SELECTED PASSAGE
= Academic boycott of South Africa =

Series of boycotts of South African academic institutions and scholars

The academic boycott of South Africa comprised a series of boycotts of South African academic institutions and scholars initiated in the 1960s, at the request of the African National Congress, with the goal of using such international pressure to force the end to South Africa's system of apartheid. The boycotts were part of a larger international campaign of "isolation" that eventually included political, economic, cultural and sports boycotts. The academic boycotts ended in 1990, when its stated goal of ending apartheid was achieved.

An academic boycott isolates scholars by depriving them of the formal and informal resources they need to carry on their scholarship. An academic boycott can include:

1. Scholars refusing to collaborate with South African scholars on research,
2. Publishers, journals, and other scholarly resources refusing to publish scholarship or experiments by South African scholars, or refusing to provide access to scholars in South Africa,
3. International conferences refusing to locate in South Africa or include South African scholars,
4. Scholars refusing to travel to South Africa or participate in activities such as serving on thesis committees for South African students,
5. Universities and other institutions worldwide refusing to grant access to their resources to South African scholars, or to invite South African scholars to their own institutions.

Both during and after the apartheid era, there was debate whether academic boycotts were an effective or appropriate form of sanctions. Even within anti-apartheid circles there was debate over whether the boycotts were ethically justified, and whether they hurt liberal scholars more than conservative ones. Campus libertarians criticized the ban because they believed it interfered with academic freedom, and conservative groups worldwide criticized the boycotts simply because they "disliked such anti-apartheid initiatives".

Subsequent research in the post-apartheid area has claimed that the boycotts were more a "symbolic gesture of support" for anti-apartheid efforts rather than a direct influencer of the situation. Additionally, the academic boycott was perceived by the targets of the boycott, South Africa scholars, as unjust and discriminatory.

==Motivation==
The African National Congress first called for an academic boycott to protest South African apartheid in 1958 in Ghana. The call was repeated the following year in London.

==Formal declarations==

===British Academics===
In 1965, 496 university professors and lecturers from 34 British universities signed the following declaration in protest against apartheid and violations of academic freedom. They referred to the bans against Jack Simons and Eddie Roux, two well-known progressive academics who had been banned from teaching and writing in South Africa because of their political beliefs.

| ACADEMIC BOYCOTT OF SOUTH AFRICA: DECLARATION BY BRITISH ACADEMICS, 1965 We, the (undersigned) professors and lecturers in British universities in consultation with the Anti-Apartheid Movement: Protest against the bans imposed on Professors Simons and Roux;; Protest against the practice of racial discrimination and its extension to higher education;; Pledge that we shall not apply for or accept academic posts in South African universities which practise racial discrimination.; |

===United Nations===
In December 1980, the United Nations passed a resolution "Cultural, Academic and other boycotts of South Africa":

The General Assembly, .. Noting that the racist regime of South Africa is using cultural, academic, sports and other contacts to promote its propaganda for the inhumane policies of apartheid and "bantustanation",

1. Requests all States to take steps to prevent all cultural, academic, sports, and other exchanges with the racist regime of South Africa;

 : :

2. Also requests States that have not yet done so:

 : :

2 (b) To cease any cultural and academic collaboration with South Africa, including the exchange of scientists, students and academic personalities, as well as cooperation on research programmes.

Stored dataset items
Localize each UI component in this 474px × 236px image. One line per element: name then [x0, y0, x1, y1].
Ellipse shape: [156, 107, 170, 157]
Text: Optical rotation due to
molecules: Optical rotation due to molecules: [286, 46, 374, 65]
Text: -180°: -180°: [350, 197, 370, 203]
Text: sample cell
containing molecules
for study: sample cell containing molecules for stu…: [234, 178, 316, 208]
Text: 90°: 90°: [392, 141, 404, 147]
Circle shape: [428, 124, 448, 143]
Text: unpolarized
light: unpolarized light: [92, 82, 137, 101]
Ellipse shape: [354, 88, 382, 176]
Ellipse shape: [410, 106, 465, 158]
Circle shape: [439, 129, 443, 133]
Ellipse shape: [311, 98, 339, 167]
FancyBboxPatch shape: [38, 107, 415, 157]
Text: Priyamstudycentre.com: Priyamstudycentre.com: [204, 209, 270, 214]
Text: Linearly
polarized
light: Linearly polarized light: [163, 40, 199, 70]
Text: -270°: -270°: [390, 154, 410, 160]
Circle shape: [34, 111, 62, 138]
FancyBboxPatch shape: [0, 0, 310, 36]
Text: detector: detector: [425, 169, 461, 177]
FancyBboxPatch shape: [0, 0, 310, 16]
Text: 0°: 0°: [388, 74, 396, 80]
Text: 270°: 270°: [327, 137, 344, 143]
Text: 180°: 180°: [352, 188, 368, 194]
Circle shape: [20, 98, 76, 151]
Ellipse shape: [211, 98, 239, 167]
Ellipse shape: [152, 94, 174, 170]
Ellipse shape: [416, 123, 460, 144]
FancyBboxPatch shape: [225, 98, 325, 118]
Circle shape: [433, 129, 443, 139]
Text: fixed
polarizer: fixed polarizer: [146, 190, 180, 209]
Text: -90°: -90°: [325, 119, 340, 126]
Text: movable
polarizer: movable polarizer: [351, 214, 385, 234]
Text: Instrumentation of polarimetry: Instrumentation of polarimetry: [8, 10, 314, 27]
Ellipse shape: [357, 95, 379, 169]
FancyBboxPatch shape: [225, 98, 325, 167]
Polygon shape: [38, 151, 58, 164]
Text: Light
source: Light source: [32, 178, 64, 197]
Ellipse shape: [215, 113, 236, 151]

DIRECTIONS
How would you sum up the article on the academic boycott of South Africa in two sentences? Rely on the text alone and leave the data aside.

REPLY
Beginning in the 1960s at the African National Congress's request, a series of boycotts of South African academic institutions and scholars formed part of a wider international campaign of isolation aimed at forcing an end to apartheid, and they ended in 1990 once that goal was achieved. Their effectiveness and ethics were debated both during and after the apartheid era, with later research calling them more a "symbolic gesture of support" than a direct influence, while the South African scholars they targeted saw them as unjust and discriminatory.